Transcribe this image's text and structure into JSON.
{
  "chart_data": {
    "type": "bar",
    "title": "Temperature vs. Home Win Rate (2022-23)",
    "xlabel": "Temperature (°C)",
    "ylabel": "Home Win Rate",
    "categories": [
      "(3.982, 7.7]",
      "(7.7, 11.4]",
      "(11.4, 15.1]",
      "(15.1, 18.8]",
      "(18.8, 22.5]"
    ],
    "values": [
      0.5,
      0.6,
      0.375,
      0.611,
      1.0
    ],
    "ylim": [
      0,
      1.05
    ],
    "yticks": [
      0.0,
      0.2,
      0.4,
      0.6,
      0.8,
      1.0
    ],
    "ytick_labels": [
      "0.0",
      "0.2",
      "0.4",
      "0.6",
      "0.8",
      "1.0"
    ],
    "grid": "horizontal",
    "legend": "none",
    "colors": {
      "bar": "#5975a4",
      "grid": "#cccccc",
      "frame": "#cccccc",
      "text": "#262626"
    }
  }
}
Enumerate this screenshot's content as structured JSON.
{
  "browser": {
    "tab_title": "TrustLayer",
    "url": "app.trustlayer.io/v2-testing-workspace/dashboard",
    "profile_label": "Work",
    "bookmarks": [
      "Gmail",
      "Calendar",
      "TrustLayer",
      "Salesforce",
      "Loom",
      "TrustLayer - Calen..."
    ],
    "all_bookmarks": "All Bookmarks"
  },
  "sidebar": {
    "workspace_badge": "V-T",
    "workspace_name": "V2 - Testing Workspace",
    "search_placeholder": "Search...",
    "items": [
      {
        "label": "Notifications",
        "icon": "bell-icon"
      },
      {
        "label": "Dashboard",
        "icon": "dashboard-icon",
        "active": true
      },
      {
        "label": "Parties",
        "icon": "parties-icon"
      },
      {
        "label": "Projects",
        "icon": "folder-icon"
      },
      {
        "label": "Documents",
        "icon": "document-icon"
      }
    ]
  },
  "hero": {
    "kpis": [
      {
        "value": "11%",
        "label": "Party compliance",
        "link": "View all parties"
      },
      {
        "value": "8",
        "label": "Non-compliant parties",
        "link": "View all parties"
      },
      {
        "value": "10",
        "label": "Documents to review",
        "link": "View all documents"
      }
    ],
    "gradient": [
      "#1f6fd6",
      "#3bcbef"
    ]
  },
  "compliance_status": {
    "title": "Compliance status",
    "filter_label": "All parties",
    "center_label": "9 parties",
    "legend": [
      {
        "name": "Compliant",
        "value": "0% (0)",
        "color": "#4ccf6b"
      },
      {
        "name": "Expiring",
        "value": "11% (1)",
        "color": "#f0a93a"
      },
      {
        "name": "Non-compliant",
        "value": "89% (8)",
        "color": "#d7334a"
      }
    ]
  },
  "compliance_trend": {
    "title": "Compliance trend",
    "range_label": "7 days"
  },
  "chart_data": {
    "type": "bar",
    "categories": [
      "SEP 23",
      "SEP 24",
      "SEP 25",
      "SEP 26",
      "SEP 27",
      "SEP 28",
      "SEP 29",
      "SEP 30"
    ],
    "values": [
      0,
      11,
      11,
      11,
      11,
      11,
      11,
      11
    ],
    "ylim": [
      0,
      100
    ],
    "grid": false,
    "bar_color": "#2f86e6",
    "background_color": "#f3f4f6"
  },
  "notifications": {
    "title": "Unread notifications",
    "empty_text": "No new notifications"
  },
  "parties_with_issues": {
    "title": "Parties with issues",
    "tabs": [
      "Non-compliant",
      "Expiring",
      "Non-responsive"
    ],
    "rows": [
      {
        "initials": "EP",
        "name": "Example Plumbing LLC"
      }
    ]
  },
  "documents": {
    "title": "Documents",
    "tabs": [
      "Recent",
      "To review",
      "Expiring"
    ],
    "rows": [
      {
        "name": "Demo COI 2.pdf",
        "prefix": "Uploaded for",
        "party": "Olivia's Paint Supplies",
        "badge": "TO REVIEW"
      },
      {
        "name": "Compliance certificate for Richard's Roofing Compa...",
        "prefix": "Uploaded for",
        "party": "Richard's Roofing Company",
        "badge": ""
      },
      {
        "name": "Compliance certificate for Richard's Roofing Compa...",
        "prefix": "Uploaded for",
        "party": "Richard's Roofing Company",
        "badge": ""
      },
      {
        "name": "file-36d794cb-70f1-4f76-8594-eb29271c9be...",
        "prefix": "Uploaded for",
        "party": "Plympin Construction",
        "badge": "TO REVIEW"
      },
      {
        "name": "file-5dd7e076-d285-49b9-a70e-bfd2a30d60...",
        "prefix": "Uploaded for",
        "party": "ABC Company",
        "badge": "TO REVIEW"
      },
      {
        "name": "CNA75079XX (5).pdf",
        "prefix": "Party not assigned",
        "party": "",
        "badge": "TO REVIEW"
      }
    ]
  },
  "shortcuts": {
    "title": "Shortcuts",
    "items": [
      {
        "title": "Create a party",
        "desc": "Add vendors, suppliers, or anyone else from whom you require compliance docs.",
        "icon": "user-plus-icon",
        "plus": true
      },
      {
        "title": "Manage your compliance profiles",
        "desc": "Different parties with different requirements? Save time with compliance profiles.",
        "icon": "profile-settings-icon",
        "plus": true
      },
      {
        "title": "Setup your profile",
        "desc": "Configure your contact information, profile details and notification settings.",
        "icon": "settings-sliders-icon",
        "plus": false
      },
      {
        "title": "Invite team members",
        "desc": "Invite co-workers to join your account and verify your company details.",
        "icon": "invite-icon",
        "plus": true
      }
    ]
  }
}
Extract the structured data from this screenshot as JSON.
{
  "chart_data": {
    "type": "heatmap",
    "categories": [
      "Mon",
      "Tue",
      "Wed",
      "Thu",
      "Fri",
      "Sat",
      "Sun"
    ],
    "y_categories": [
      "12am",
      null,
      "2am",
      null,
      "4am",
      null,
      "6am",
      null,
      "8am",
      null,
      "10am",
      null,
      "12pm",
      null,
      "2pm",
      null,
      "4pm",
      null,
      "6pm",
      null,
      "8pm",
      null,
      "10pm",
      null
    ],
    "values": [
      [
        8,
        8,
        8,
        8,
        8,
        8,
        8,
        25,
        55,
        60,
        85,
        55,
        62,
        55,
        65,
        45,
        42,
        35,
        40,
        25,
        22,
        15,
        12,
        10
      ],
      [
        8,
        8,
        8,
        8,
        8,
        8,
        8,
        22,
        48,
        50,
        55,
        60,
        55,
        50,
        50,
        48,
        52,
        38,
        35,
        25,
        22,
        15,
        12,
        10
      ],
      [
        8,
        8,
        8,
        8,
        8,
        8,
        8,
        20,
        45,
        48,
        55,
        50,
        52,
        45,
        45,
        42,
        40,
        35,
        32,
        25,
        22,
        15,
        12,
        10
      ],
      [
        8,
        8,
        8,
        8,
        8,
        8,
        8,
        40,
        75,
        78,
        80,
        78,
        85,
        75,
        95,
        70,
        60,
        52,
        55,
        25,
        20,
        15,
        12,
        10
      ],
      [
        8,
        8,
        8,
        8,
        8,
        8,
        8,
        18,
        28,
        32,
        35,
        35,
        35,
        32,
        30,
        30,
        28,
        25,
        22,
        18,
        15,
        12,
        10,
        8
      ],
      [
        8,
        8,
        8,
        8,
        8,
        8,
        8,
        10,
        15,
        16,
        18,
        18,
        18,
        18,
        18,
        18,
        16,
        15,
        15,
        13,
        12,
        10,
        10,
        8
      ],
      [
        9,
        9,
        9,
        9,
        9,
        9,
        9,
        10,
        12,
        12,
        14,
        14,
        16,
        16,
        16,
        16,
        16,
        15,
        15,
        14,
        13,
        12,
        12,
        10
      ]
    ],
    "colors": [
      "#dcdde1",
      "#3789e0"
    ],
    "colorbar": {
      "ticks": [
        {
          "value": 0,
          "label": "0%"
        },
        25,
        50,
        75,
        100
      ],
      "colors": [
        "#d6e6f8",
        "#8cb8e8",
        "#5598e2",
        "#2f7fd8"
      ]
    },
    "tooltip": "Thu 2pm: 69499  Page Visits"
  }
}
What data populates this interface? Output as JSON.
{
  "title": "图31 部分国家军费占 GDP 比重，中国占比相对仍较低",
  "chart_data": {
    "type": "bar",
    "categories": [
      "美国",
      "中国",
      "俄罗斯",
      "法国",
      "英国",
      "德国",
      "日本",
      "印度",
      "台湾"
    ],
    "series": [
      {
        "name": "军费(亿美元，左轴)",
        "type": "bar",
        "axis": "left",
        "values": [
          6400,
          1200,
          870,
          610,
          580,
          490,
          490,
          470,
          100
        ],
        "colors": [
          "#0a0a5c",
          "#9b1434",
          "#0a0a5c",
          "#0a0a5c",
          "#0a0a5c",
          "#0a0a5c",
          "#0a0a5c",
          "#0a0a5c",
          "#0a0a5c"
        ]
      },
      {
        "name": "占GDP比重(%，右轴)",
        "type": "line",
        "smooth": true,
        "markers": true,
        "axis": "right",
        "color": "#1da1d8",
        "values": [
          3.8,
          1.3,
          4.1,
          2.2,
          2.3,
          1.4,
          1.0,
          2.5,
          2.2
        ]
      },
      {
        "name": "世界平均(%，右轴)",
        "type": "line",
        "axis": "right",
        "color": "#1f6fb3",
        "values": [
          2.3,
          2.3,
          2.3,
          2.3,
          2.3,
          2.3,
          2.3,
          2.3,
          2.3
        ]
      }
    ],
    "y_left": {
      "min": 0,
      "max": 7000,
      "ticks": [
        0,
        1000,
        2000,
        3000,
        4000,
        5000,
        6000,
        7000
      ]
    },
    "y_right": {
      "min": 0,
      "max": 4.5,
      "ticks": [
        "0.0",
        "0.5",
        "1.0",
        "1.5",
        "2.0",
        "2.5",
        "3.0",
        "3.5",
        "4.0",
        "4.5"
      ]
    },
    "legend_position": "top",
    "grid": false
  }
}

● **What you are asked to do**: Track down every line with the word "screenshot" and copy it.

● **Response below**:
Enumerate this screenshot's content as structured JSON.
Extract the structured data from this screenshot as JSON.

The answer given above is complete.